● **Exercise goal**
Of all the lines in the records below, how many hold the word "name"? Give the number alone.

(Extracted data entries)
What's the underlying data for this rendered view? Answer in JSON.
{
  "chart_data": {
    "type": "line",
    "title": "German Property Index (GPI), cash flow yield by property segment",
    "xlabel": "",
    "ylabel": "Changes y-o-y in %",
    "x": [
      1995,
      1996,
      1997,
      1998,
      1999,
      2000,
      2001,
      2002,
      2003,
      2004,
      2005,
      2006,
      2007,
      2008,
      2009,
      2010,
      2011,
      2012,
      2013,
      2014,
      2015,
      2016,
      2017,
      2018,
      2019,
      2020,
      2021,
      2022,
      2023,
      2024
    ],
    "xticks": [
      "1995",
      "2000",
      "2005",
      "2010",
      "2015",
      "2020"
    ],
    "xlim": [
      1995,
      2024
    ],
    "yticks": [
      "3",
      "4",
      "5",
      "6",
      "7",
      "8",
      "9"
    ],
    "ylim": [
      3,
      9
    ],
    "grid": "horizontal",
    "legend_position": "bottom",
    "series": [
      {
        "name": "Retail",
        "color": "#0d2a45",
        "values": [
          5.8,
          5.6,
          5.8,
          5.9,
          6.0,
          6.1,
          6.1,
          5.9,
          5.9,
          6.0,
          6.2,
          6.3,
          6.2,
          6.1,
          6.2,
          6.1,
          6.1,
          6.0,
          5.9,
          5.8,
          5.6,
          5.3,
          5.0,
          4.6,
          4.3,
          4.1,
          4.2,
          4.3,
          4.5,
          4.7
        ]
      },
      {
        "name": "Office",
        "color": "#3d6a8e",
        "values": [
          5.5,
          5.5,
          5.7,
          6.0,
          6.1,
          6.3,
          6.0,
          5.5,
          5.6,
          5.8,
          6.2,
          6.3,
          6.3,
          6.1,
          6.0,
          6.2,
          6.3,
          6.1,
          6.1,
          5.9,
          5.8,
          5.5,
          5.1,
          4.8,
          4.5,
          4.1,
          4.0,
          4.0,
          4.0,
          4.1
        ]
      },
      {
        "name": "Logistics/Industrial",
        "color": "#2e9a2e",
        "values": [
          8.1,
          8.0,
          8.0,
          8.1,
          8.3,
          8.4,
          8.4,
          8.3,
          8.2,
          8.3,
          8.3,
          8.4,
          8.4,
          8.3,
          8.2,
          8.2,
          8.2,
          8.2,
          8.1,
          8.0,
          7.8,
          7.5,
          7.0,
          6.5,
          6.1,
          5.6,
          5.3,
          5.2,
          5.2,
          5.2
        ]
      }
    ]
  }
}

● **Written response**
3